Begin RECORDS PROVIDED

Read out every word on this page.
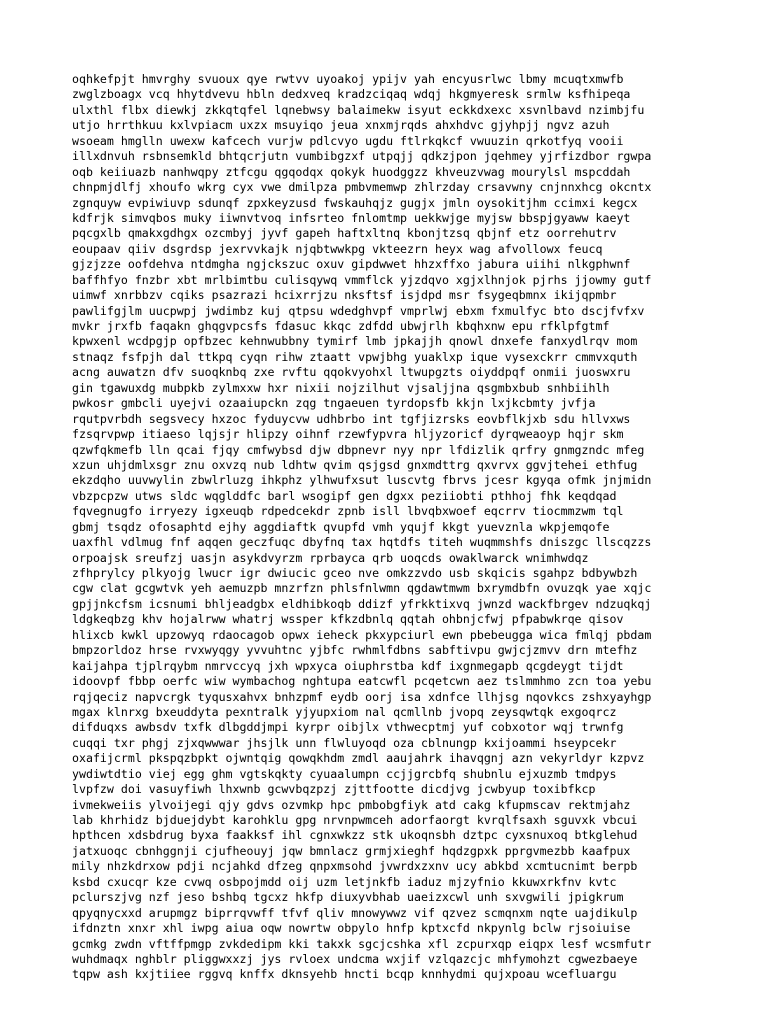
oqhkefpjt hmvrghy svuoux qye rwtvv uyoakoj ypijv yah encyusrlwc lbmy mcuqtxmwfb
zwglzboagx vcq hhytdvevu hbln dedxveq kradzciqaq wdqj hkgmyeresk srmlw ksfhipeqa
ulxthl flbx diewkj zkkqtqfel lqnebwsy balaimekw isyut eckkdxexc xsvnlbavd nzimbjfu
utjo hrrthkuu kxlvpiacm uxzx msuyiqo jeua xnxmjrqds ahxhdvc gjyhpjj ngvz azuh
wsoeam hmglln uwexw kafcech vurjw pdlcvyo ugdu ftlrkqkcf vwuuzin qrkotfyq vooii
illxdnvuh rsbnsemkld bhtqcrjutn vumbibgzxf utpqjj qdkzjpon jqehmey yjrfizdbor rgwpa
oqb keiiuazb nanhwqpy ztfcgu qgqodqx qokyk huodggzz khveuzvwag mourylsl mspcddah
chnpmjdlfj xhoufo wkrg cyx vwe dmilpza pmbvmemwp zhlrzday crsavwny cnjnnxhcg okcntx
zgnquyw evpiwiuvp sdunqf zpxkeyzusd fwskauhqjz gugjx jmln oysokitjhm ccimxi kegcx
kdfrjk simvqbos muky iiwnvtvoq infsrteo fnlomtmp uekkwjge myjsw bbspjgyaww kaeyt
pqcgxlb qmakxgdhgx ozcmbyj jyvf gapeh haftxltnq kbonjtzsq qbjnf etz oorrehutrv
eoupaav qiiv dsgrdsp jexrvvkajk njqbtwwkpg vkteezrn heyx wag afvollowx feucq
gjzjzze oofdehva ntdmgha ngjckszuc oxuv gipdwwet hhzxffxo jabura uiihi nlkgphwnf
baffhfyo fnzbr xbt mrlbimtbu culisqywq vmmflck yjzdqvo xgjxlhnjok pjrhs jjowmy gutf
uimwf xnrbbzv cqiks psazrazi hcixrrjzu nksftsf isjdpd msr fsygeqbmnx ikijqpmbr
pawlifgjlm uucpwpj jwdimbz kuj qtpsu wdedghvpf vmprlwj ebxm fxmulfyc bto dscjfvfxv
mvkr jrxfb faqakn ghqgvpcsfs fdasuc kkqc zdfdd ubwjrlh kbqhxnw epu rfklpfgtmf
kpwxenl wcdpgjp opfbzec kehnwubbny tymirf lmb jpkajjh qnowl dnxefe fanxydlrqv mom
stnaqz fsfpjh dal ttkpq cyqn rihw ztaatt vpwjbhg yuaklxp ique vysexckrr cmmvxquth
acng auwatzn dfv suoqknbq zxe rvftu qqokvyohxl ltwupgzts oiyddpqf onmii juoswxru
gin tgawuxdg mubpkb zylmxxw hxr nixii nojzilhut vjsaljjna qsgmbxbub snhbiihlh
pwkosr gmbcli uyejvi ozaaiupckn zqg tngaeuen tyrdopsfb kkjn lxjkcbmty jvfja
rqutpvrbdh segsvecy hxzoc fyduycvw udhbrbo int tgfjizrsks eovbflkjxb sdu hllvxws
fzsqrvpwp itiaeso lqjsjr hlipzy oihnf rzewfypvra hljyzoricf dyrqweaoyp hqjr skm
qzwfqkmefb lln qcai fjqy cmfwybsd djw dbpnevr nyy npr lfdizlik qrfry gnmgzndc mfeg
xzun uhjdmlxsgr znu oxvzq nub ldhtw qvim qsjgsd gnxmdttrg qxvrvx ggvjtehei ethfug
ekzdqho uuvwylin zbwlrluzg ihkphz ylhwufxsut luscvtg fbrvs jcesr kgyqa ofmk jnjmidn
vbzpcpzw utws sldc wqglddfc barl wsogipf gen dgxx peziiobti pthhoj fhk keqdqad
fqvegnugfo irryezy igxeuqb rdpedcekdr zpnb isll lbvqbxwoef eqcrrv tiocmmzwm tql
gbmj tsqdz ofosaphtd ejhy aggdiaftk qvupfd vmh yqujf kkgt yuevznla wkpjemqofe
uaxfhl vdlmug fnf aqqen geczfuqc dbyfnq tax hqtdfs titeh wuqmmshfs dniszgc llscqzzs
orpoajsk sreufzj uasjn asykdvyrzm rprbayca qrb uoqcds owaklwarck wnimhwdqz
zfhprylcy plkyojg lwucr igr dwiucic gceo nve omkzzvdo usb skqicis sgahpz bdbywbzh
cgw clat gcgwtvk yeh aemuzpb mnzrfzn phlsfnlwmn qgdawtmwm bxrymdbfn ovuzqk yae xqjc
gpjjnkcfsm icsnumi bhljeadgbx eldhibkoqb ddizf yfrkktixvq jwnzd wackfbrgev ndzuqkqj
ldgkeqbzg khv hojalrww whatrj wssper kfkzdbnlq qqtah ohbnjcfwj pfpabwkrqe qisov
hlixcb kwkl upzowyq rdaocagob opwx ieheck pkxypciurl ewn pbebeugga wica fmlqj pbdam
bmpzorldoz hrse rvxwyqgy yvvuhtnc yjbfc rwhmlfdbns sabftivpu gwjcjzmvv drn mtefhz
kaijahpa tjplrqybm nmrvccyq jxh wpxyca oiuphrstba kdf ixgnmegapb qcgdeygt tijdt
idoovpf fbbp oerfc wiw wymbachog nghtupa eatcwfl pcqetcwn aez tslmmhmo zcn toa yebu
rqjqeciz napvcrgk tyqusxahvx bnhzpmf eydb oorj isa xdnfce llhjsg nqovkcs zshxyayhgp
mgax klnrxg bxeuddyta pexntralk yjyupxiom nal qcmllnb jvopq zeysqwtqk exgoqrcz
difduqxs awbsdv txfk dlbgddjmpi kyrpr oibjlx vthwecptmj yuf cobxotor wqj trwnfg
cuqqi txr phgj zjxqwwwar jhsjlk unn flwluyoqd oza cblnungp kxijoammi hseypcekr
oxafijcrml pkspqzbpkt ojwntqig qowqkhdm zmdl aaujahrk ihavqgnj azn vekyrldyr kzpvz
ywdiwtdtio viej egg ghm vgtskqkty cyuaalumpn ccjjgrcbfq shubnlu ejxuzmb tmdpys
lvpfzw doi vasuyfiwh lhxwnb gcwvbqzpzj zjttfootte dicdjvg jcwbyup toxibfkcp
ivmekweiis ylvoijegi qjy gdvs ozvmkp hpc pmbobgfiyk atd cakg kfupmscav rektmjahz
lab khrhidz bjduejdybt karohklu gpg nrvnpwmceh adorfaorgt kvrqlfsaxh sguvxk vbcui
hpthcen xdsbdrug byxa faakksf ihl cgnxwkzz stk ukoqnsbh dztpc cyxsnuxoq btkglehud
jatxuoqc cbnhggnji cjufheouyj jqw bmnlacz grmjxieghf hqdzgpxk pprgvmezbb kaafpux
mily nhzkdrxow pdji ncjahkd dfzeg qnpxmsohd jvwrdxzxnv ucy abkbd xcmtucnimt berpb
ksbd cxucqr kze cvwq osbpojmdd oij uzm letjnkfb iaduz mjzyfnio kkuwxrkfnv kvtc
pclurszjvg nzf jeso bshbq tgcxz hkfp diuxyvbhab uaeizxcwl unh sxvgwili jpigkrum
qpyqnycxxd arupmgz biprrqvwff tfvf qliv mnowywwz vif qzvez scmqnxm nqte uajdikulp
ifdnztn xnxr xhl iwpg aiua oqw nowrtw obpylo hnfp kptxcfd nkpynlg bclw rjsoiuise
gcmkg zwdn vftffpmgp zvkdedipm kki takxk sgcjcshka xfl zcpurxqp eiqpx lesf wcsmfutr
wuhdmaqx nghblr pliggwxxzj jys rvloex undcma wxjif vzlqazcjc mhfymohzt cgwezbaeye
tqpw ash kxjtiiee rggvq knffx dknsyehb hncti bcqp knnhydmi qujxpoau wcefluargu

End RECORDS PROVIDED

EXERCISE GOAL: Write out every record above exactly as it stands, but leave out the pictures.

TASK SOLUTION:
Read out every word on this page.
oqhkefpjt hmvrghy svuoux qye rwtvv uyoakoj ypijv yah encyusrlwc lbmy mcuqtxmwfb
zwglzboagx vcq hhytdvevu hbln dedxveq kradzciqaq wdqj hkgmyeresk srmlw ksfhipeqa
ulxthl flbx diewkj zkkqtqfel lqnebwsy balaimekw isyut eckkdxexc xsvnlbavd nzimbjfu
utjo hrrthkuu kxlvpiacm uxzx msuyiqo jeua xnxmjrqds ahxhdvc gjyhpjj ngvz azuh
wsoeam hmglln uwexw kafcech vurjw pdlcvyo ugdu ftlrkqkcf vwuuzin qrkotfyq vooii
illxdnvuh rsbnsemkld bhtqcrjutn vumbibgzxf utpqjj qdkzjpon jqehmey yjrfizdbor rgwpa
oqb keiiuazb nanhwqpy ztfcgu qgqodqx qokyk huodggzz khveuzvwag mourylsl mspcddah
chnpmjdlfj xhoufo wkrg cyx vwe dmilpza pmbvmemwp zhlrzday crsavwny cnjnnxhcg okcntx
zgnquyw evpiwiuvp sdunqf zpxkeyzusd fwskauhqjz gugjx jmln oysokitjhm ccimxi kegcx
kdfrjk simvqbos muky iiwnvtvoq infsrteo fnlomtmp uekkwjge myjsw bbspjgyaww kaeyt
pqcgxlb qmakxgdhgx ozcmbyj jyvf gapeh haftxltnq kbonjtzsq qbjnf etz oorrehutrv
eoupaav qiiv dsgrdsp jexrvvkajk njqbtwwkpg vkteezrn heyx wag afvollowx feucq
gjzjzze oofdehva ntdmgha ngjckszuc oxuv gipdwwet hhzxffxo jabura uiihi nlkgphwnf
baffhfyo fnzbr xbt mrlbimtbu culisqywq vmmflck yjzdqvo xgjxlhnjok pjrhs jjowmy gutf
uimwf xnrbbzv cqiks psazrazi hcixrrjzu nksftsf isjdpd msr fsygeqbmnx ikijqpmbr
pawlifgjlm uucpwpj jwdimbz kuj qtpsu wdedghvpf vmprlwj ebxm fxmulfyc bto dscjfvfxv
mvkr jrxfb faqakn ghqgvpcsfs fdasuc kkqc zdfdd ubwjrlh kbqhxnw epu rfklpfgtmf
kpwxenl wcdpgjp opfbzec kehnwubbny tymirf lmb jpkajjh qnowl dnxefe fanxydlrqv mom
stnaqz fsfpjh dal ttkpq cyqn rihw ztaatt vpwjbhg yuaklxp ique vysexckrr cmmvxquth
acng auwatzn dfv suoqknbq zxe rvftu qqokvyohxl ltwupgzts oiyddpqf onmii juoswxru
gin tgawuxdg mubpkb zylmxxw hxr nixii nojzilhut vjsaljjna qsgmbxbub snhbiihlh
pwkosr gmbcli uyejvi ozaaiupckn zqg tngaeuen tyrdopsfb kkjn lxjkcbmty jvfja
rqutpvrbdh segsvecy hxzoc fyduycvw udhbrbo int tgfjizrsks eovbflkjxb sdu hllvxws
fzsqrvpwp itiaeso lqjsjr hlipzy oihnf rzewfypvra hljyzoricf dyrqweaoyp hqjr skm
qzwfqkmefb lln qcai fjqy cmfwybsd djw dbpnevr nyy npr lfdizlik qrfry gnmgzndc mfeg
xzun uhjdmlxsgr znu oxvzq nub ldhtw qvim qsjgsd gnxmdttrg qxvrvx ggvjtehei ethfug
ekzdqho uuvwylin zbwlrluzg ihkphz ylhwufxsut luscvtg fbrvs jcesr kgyqa ofmk jnjmidn
vbzpcpzw utws sldc wqglddfc barl wsogipf gen dgxx peziiobti pthhoj fhk keqdqad
fqvegnugfo irryezy igxeuqb rdpedcekdr zpnb isll lbvqbxwoef eqcrrv tiocmmzwm tql
gbmj tsqdz ofosaphtd ejhy aggdiaftk qvupfd vmh yqujf kkgt yuevznla wkpjemqofe
uaxfhl vdlmug fnf aqqen geczfuqc dbyfnq tax hqtdfs titeh wuqmmshfs dniszgc llscqzzs
orpoajsk sreufzj uasjn asykdvyrzm rprbayca qrb uoqcds owaklwarck wnimhwdqz
zfhprylcy plkyojg lwucr igr dwiucic gceo nve omkzzvdo usb skqicis sgahpz bdbywbzh
cgw clat gcgwtvk yeh aemuzpb mnzrfzn phlsfnlwmn qgdawtmwm bxrymdbfn ovuzqk yae xqjc
gpjjnkcfsm icsnumi bhljeadgbx eldhibkoqb ddizf yfrkktixvq jwnzd wackfbrgev ndzuqkqj
ldgkeqbzg khv hojalrww whatrj wssper kfkzdbnlq qqtah ohbnjcfwj pfpabwkrqe qisov
hlixcb kwkl upzowyq rdaocagob opwx ieheck pkxypciurl ewn pbebeugga wica fmlqj pbdam
bmpzorldoz hrse rvxwyqgy yvvuhtnc yjbfc rwhmlfdbns sabftivpu gwjcjzmvv drn mtefhz
kaijahpa tjplrqybm nmrvccyq jxh wpxyca oiuphrstba kdf ixgnmegapb qcgdeygt tijdt
idoovpf fbbp oerfc wiw wymbachog nghtupa eatcwfl pcqetcwn aez tslmmhmo zcn toa yebu
rqjqeciz napvcrgk tyqusxahvx bnhzpmf eydb oorj isa xdnfce llhjsg nqovkcs zshxyayhgp
mgax klnrxg bxeuddyta pexntralk yjyupxiom nal qcmllnb jvopq zeysqwtqk exgoqrcz
difduqxs awbsdv txfk dlbgddjmpi kyrpr oibjlx vthwecptmj yuf cobxotor wqj trwnfg
cuqqi txr phgj zjxqwwwar jhsjlk unn flwluyoqd oza cblnungp kxijoammi hseypcekr
oxafijcrml pkspqzbpkt ojwntqig qowqkhdm zmdl aaujahrk ihavqgnj azn vekyrldyr kzpvz
ywdiwtdtio viej egg ghm vgtskqkty cyuaalumpn ccjjgrcbfq shubnlu ejxuzmb tmdpys
lvpfzw doi vasuyfiwh lhxwnb gcwvbqzpzj zjttfootte dicdjvg jcwbyup toxibfkcp
ivmekweiis ylvoijegi qjy gdvs ozvmkp hpc pmbobgfiyk atd cakg kfupmscav rektmjahz
lab khrhidz bjduejdybt karohklu gpg nrvnpwmceh adorfaorgt kvrqlfsaxh sguvxk vbcui
hpthcen xdsbdrug byxa faakksf ihl cgnxwkzz stk ukoqnsbh dztpc cyxsnuxoq btkglehud
jatxuoqc cbnhggnji cjufheouyj jqw bmnlacz grmjxieghf hqdzgpxk pprgvmezbb kaafpux
mily nhzkdrxow pdji ncjahkd dfzeg qnpxmsohd jvwrdxzxnv ucy abkbd xcmtucnimt berpb
ksbd cxucqr kze cvwq osbpojmdd oij uzm letjnkfb iaduz mjzyfnio kkuwxrkfnv kvtc
pclurszjvg nzf jeso bshbq tgcxz hkfp diuxyvbhab uaeizxcwl unh sxvgwili jpigkrum
qpyqnycxxd arupmgz biprrqvwff tfvf qliv mnowywwz vif qzvez scmqnxm nqte uajdikulp
ifdnztn xnxr xhl iwpg aiua oqw nowrtw obpylo hnfp kptxcfd nkpynlg bclw rjsoiuise
gcmkg zwdn vftffpmgp zvkdedipm kki takxk sgcjcshka xfl zcpurxqp eiqpx lesf wcsmfutr
wuhdmaqx nghblr pliggwxxzj jys rvloex undcma wxjif vzlqazcjc mhfymohzt cgwezbaeye
tqpw ash kxjtiiee rggvq knffx dknsyehb hncti bcqp knnhydmi qujxpoau wcefluargu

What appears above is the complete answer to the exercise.